[Extracts from a graphics dataset]

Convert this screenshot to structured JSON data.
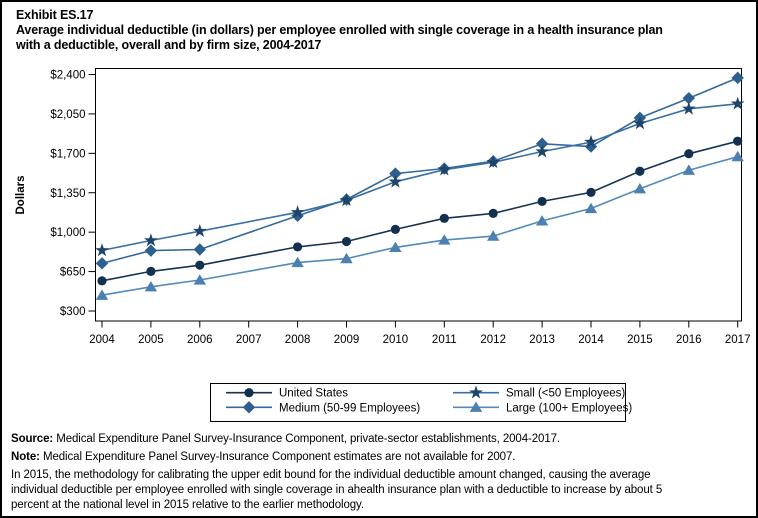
{
  "header": {
    "exhibit": "Exhibit ES.17",
    "title_line1": "Average individual deductible (in dollars) per employee enrolled with single coverage in a health insurance plan",
    "title_line2": "with a deductible, overall and by firm size, 2004-2017"
  },
  "chart_data": {
    "type": "line",
    "title": "Average individual deductible (in dollars) per employee enrolled with single coverage in a health insurance plan with a deductible, overall and by firm size, 2004-2017",
    "xlabel": "",
    "ylabel": "Dollars",
    "ylim": [
      300,
      2400
    ],
    "grid": false,
    "legend_position": "bottom",
    "missing_years_note": "2007 estimates not available; lines connect 2006 directly to 2008",
    "x": [
      2004,
      2005,
      2006,
      2007,
      2008,
      2009,
      2010,
      2011,
      2012,
      2013,
      2014,
      2015,
      2016,
      2017
    ],
    "ytick_values": [
      300,
      650,
      1000,
      1350,
      1700,
      2050,
      2400
    ],
    "ytick_labels": [
      "$300",
      "$650",
      "$1,000",
      "$1,350",
      "$1,700",
      "$2,050",
      "$2,400"
    ],
    "xtick_labels": [
      "2004",
      "2005",
      "2006",
      "2007",
      "2008",
      "2009",
      "2010",
      "2011",
      "2012",
      "2013",
      "2014",
      "2015",
      "2016",
      "2017"
    ],
    "series": [
      {
        "name": "United States",
        "marker": "circle",
        "marker_color": "#14304f",
        "line_color": "#17334f",
        "values": [
          568,
          652,
          707,
          null,
          869,
          917,
          1025,
          1123,
          1167,
          1273,
          1353,
          1541,
          1696,
          1808
        ]
      },
      {
        "name": "Small (<50 Employees)",
        "marker": "star",
        "marker_color": "#1e4569",
        "line_color": "#3a70a4",
        "values": [
          838,
          926,
          1009,
          null,
          1176,
          1283,
          1447,
          1555,
          1620,
          1715,
          1800,
          1965,
          2095,
          2140
        ]
      },
      {
        "name": "Medium (50-99 Employees)",
        "marker": "diamond",
        "marker_color": "#2d608f",
        "line_color": "#36689c",
        "values": [
          723,
          836,
          846,
          null,
          1145,
          1290,
          1520,
          1565,
          1630,
          1785,
          1760,
          2015,
          2190,
          2370
        ]
      },
      {
        "name": "Large (100+ Employees)",
        "marker": "triangle",
        "marker_color": "#4c80b0",
        "line_color": "#5389b9",
        "values": [
          440,
          515,
          575,
          null,
          730,
          765,
          865,
          930,
          965,
          1100,
          1210,
          1385,
          1550,
          1670
        ]
      }
    ]
  },
  "legend": {
    "items": [
      {
        "label": "United States",
        "series_index": 0
      },
      {
        "label": "Small (<50 Employees)",
        "series_index": 1
      },
      {
        "label": "Medium (50-99 Employees)",
        "series_index": 2
      },
      {
        "label": "Large (100+ Employees)",
        "series_index": 3
      }
    ]
  },
  "footer": {
    "source_label": "Source:",
    "source_text": " Medical Expenditure Panel Survey-Insurance Component, private-sector establishments, 2004-2017.",
    "note_label": "Note:",
    "note_text": " Medical Expenditure Panel Survey-Insurance Component estimates are not available for 2007.",
    "para_lines": [
      "In 2015, the methodology for calibrating the upper edit bound for the individual deductible amount changed, causing the average",
      "individual deductible per employee enrolled with single coverage in ahealth insurance plan with a deductible to increase by about 5",
      "percent at the national level in 2015 relative to the earlier methodology."
    ]
  }
}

JOB: Locate the string "Component" in the listing above and copy every line where it occurs.

SOLUTION FOR THIS PROBLEM:
    "source_text": " Medical Expenditure Panel Survey-Insurance Component, private-sector establishments, 2004-2017.",
    "note_text": " Medical Expenditure Panel Survey-Insurance Component estimates are not available for 2007.",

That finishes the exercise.